Directions for this task :: Restate each line word for word. Leave out every picture.

Data ::

··········

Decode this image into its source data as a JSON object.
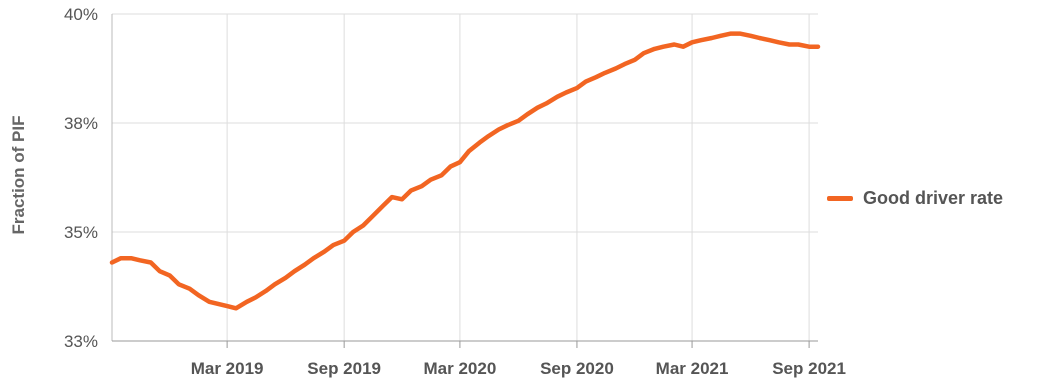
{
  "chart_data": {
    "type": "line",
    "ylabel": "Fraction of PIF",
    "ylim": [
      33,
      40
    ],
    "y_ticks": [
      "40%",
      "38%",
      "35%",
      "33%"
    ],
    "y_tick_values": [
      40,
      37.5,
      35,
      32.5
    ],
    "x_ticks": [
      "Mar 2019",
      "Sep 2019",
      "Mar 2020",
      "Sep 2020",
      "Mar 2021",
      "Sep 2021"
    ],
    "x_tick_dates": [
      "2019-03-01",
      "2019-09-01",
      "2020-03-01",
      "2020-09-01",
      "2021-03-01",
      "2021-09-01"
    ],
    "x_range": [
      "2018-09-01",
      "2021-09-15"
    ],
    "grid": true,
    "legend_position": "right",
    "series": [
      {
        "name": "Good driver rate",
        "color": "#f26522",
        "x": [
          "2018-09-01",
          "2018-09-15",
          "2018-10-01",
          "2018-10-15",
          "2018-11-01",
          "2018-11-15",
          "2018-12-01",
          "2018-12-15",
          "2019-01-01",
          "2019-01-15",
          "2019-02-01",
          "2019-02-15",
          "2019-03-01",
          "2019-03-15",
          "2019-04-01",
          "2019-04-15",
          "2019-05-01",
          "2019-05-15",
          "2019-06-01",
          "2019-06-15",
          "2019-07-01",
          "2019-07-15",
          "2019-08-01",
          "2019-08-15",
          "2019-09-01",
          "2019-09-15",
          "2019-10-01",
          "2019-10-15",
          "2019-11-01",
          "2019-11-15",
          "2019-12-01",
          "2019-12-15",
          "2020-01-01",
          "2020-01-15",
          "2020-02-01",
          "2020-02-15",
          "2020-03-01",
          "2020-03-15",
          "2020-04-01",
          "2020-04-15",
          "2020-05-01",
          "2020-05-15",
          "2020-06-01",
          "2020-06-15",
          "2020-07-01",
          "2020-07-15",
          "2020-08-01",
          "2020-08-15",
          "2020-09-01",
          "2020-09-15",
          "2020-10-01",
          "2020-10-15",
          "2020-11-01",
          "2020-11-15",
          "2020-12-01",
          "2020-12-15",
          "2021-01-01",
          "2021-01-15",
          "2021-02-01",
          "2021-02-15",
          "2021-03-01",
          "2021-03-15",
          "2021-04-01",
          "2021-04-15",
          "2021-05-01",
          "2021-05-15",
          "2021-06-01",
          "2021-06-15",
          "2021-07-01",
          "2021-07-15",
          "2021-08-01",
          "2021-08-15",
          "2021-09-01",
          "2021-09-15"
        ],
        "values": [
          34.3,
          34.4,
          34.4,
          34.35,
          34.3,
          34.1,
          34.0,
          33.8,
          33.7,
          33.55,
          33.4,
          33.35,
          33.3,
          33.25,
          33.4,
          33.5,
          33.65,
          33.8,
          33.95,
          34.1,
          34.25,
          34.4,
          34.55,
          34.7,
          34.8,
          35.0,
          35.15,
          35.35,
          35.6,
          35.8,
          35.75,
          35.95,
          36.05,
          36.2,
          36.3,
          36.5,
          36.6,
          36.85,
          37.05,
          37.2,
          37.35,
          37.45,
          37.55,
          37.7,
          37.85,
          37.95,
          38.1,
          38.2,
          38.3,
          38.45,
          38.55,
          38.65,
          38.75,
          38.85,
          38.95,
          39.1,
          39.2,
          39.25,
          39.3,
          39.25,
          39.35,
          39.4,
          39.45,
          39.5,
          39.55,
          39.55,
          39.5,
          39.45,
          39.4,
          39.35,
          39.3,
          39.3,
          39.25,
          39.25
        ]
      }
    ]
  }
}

··········

Exercise result ::
Decode this image into its source data as a JSON object.
{
  "chart_data": {
    "type": "line",
    "ylabel": "Fraction of PIF",
    "ylim": [
      33,
      40
    ],
    "y_ticks": [
      "40%",
      "38%",
      "35%",
      "33%"
    ],
    "y_tick_values": [
      40,
      37.5,
      35,
      32.5
    ],
    "x_ticks": [
      "Mar 2019",
      "Sep 2019",
      "Mar 2020",
      "Sep 2020",
      "Mar 2021",
      "Sep 2021"
    ],
    "x_tick_dates": [
      "2019-03-01",
      "2019-09-01",
      "2020-03-01",
      "2020-09-01",
      "2021-03-01",
      "2021-09-01"
    ],
    "x_range": [
      "2018-09-01",
      "2021-09-15"
    ],
    "grid": true,
    "legend_position": "right",
    "series": [
      {
        "name": "Good driver rate",
        "color": "#f26522",
        "x": [
          "2018-09-01",
          "2018-09-15",
          "2018-10-01",
          "2018-10-15",
          "2018-11-01",
          "2018-11-15",
          "2018-12-01",
          "2018-12-15",
          "2019-01-01",
          "2019-01-15",
          "2019-02-01",
          "2019-02-15",
          "2019-03-01",
          "2019-03-15",
          "2019-04-01",
          "2019-04-15",
          "2019-05-01",
          "2019-05-15",
          "2019-06-01",
          "2019-06-15",
          "2019-07-01",
          "2019-07-15",
          "2019-08-01",
          "2019-08-15",
          "2019-09-01",
          "2019-09-15",
          "2019-10-01",
          "2019-10-15",
          "2019-11-01",
          "2019-11-15",
          "2019-12-01",
          "2019-12-15",
          "2020-01-01",
          "2020-01-15",
          "2020-02-01",
          "2020-02-15",
          "2020-03-01",
          "2020-03-15",
          "2020-04-01",
          "2020-04-15",
          "2020-05-01",
          "2020-05-15",
          "2020-06-01",
          "2020-06-15",
          "2020-07-01",
          "2020-07-15",
          "2020-08-01",
          "2020-08-15",
          "2020-09-01",
          "2020-09-15",
          "2020-10-01",
          "2020-10-15",
          "2020-11-01",
          "2020-11-15",
          "2020-12-01",
          "2020-12-15",
          "2021-01-01",
          "2021-01-15",
          "2021-02-01",
          "2021-02-15",
          "2021-03-01",
          "2021-03-15",
          "2021-04-01",
          "2021-04-15",
          "2021-05-01",
          "2021-05-15",
          "2021-06-01",
          "2021-06-15",
          "2021-07-01",
          "2021-07-15",
          "2021-08-01",
          "2021-08-15",
          "2021-09-01",
          "2021-09-15"
        ],
        "values": [
          34.3,
          34.4,
          34.4,
          34.35,
          34.3,
          34.1,
          34.0,
          33.8,
          33.7,
          33.55,
          33.4,
          33.35,
          33.3,
          33.25,
          33.4,
          33.5,
          33.65,
          33.8,
          33.95,
          34.1,
          34.25,
          34.4,
          34.55,
          34.7,
          34.8,
          35.0,
          35.15,
          35.35,
          35.6,
          35.8,
          35.75,
          35.95,
          36.05,
          36.2,
          36.3,
          36.5,
          36.6,
          36.85,
          37.05,
          37.2,
          37.35,
          37.45,
          37.55,
          37.7,
          37.85,
          37.95,
          38.1,
          38.2,
          38.3,
          38.45,
          38.55,
          38.65,
          38.75,
          38.85,
          38.95,
          39.1,
          39.2,
          39.25,
          39.3,
          39.25,
          39.35,
          39.4,
          39.45,
          39.5,
          39.55,
          39.55,
          39.5,
          39.45,
          39.4,
          39.35,
          39.3,
          39.3,
          39.25,
          39.25
        ]
      }
    ]
  }
}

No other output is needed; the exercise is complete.